• To be done: Reproduce all of the material exactly as shown.

• Material provided:
┌────────
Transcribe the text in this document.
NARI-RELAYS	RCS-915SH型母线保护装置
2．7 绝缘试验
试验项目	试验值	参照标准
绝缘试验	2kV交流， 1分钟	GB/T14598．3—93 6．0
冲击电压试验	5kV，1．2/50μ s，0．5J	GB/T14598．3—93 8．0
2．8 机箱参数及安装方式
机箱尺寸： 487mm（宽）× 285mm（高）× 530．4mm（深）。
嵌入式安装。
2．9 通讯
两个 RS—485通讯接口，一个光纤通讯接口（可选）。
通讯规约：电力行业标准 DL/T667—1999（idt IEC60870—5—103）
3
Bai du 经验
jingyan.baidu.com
└────────
• In response:
Transcribe the text in this document.
NARI-RELAYS	RCS-915SH型母线保护装置
2．7 绝缘试验
试验项目	试验值	参照标准
绝缘试验	2kV交流， 1分钟	GB/T14598．3—93 6．0
冲击电压试验	5kV，1．2/50μ s，0．5J	GB/T14598．3—93 8．0
2．8 机箱参数及安装方式
机箱尺寸： 487mm（宽）× 285mm（高）× 530．4mm（深）。
嵌入式安装。
2．9 通讯
两个 RS—485通讯接口，一个光纤通讯接口（可选）。
通讯规约：电力行业标准 DL/T667—1999（idt IEC60870—5—103）
3
Bai du 经验
jingyan.baidu.com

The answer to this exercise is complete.